### What the task requires:
Reproduce every line of the listing as written, apart from the pictures.

(Dataset records)

## begin

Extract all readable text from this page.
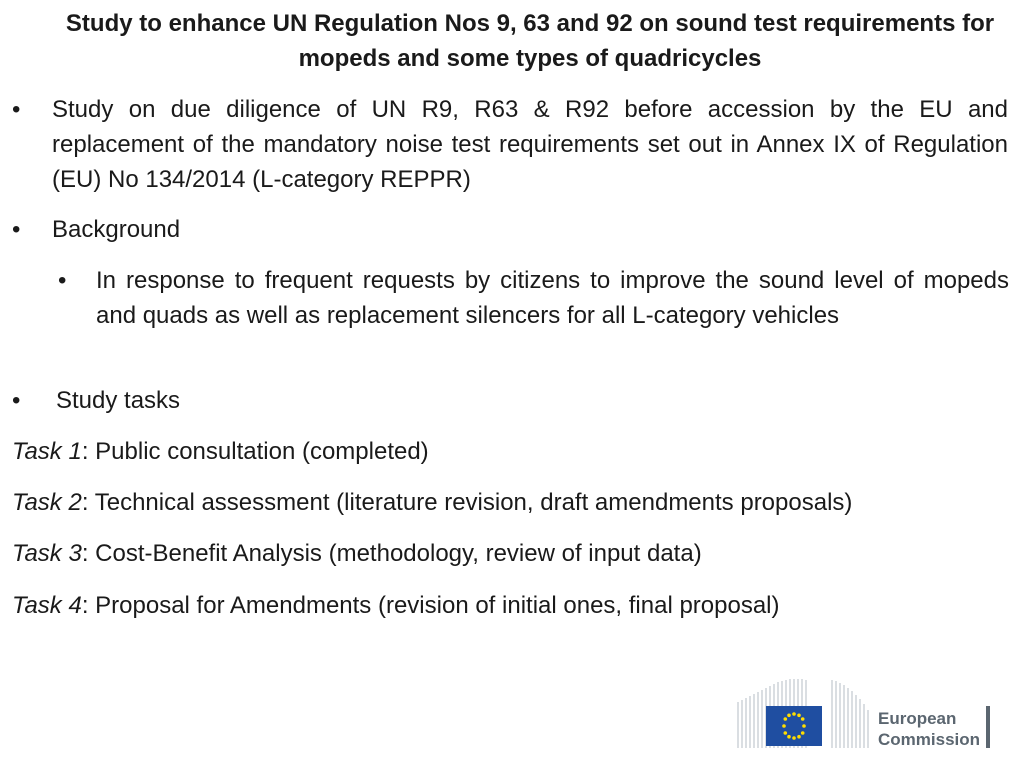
Study to enhance UN Regulation Nos 9, 63 and 92 on sound test requirements for mopeds and some types of quadricycles
• Study on due diligence of UN R9, R63 & R92 before accession by the EU and replacement of the mandatory noise test requirements set out in Annex IX of Regulation (EU) No 134/2014 (L-category REPPR)
• Background
• In response to frequent requests by citizens to improve the sound level of mopeds and quads as well as replacement silencers for all L-category vehicles
• Study tasks
Task 1: Public consultation (completed)
Task 2: Technical assessment (literature revision, draft amendments proposals)
Task 3: Cost-Benefit Analysis (methodology, review of input data)
Task 4: Proposal for Amendments (revision of initial ones, final proposal)
European
Commission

## end

### Result below:
Extract all readable text from this page.
Study to enhance UN Regulation Nos 9, 63 and 92 on sound test requirements for mopeds and some types of quadricycles
• Study on due diligence of UN R9, R63 & R92 before accession by the EU and replacement of the mandatory noise test requirements set out in Annex IX of Regulation (EU) No 134/2014 (L-category REPPR)
• Background
• In response to frequent requests by citizens to improve the sound level of mopeds and quads as well as replacement silencers for all L-category vehicles
• Study tasks
Task 1: Public consultation (completed)
Task 2: Technical assessment (literature revision, draft amendments proposals)
Task 3: Cost-Benefit Analysis (methodology, review of input data)
Task 4: Proposal for Amendments (revision of initial ones, final proposal)
European
Commission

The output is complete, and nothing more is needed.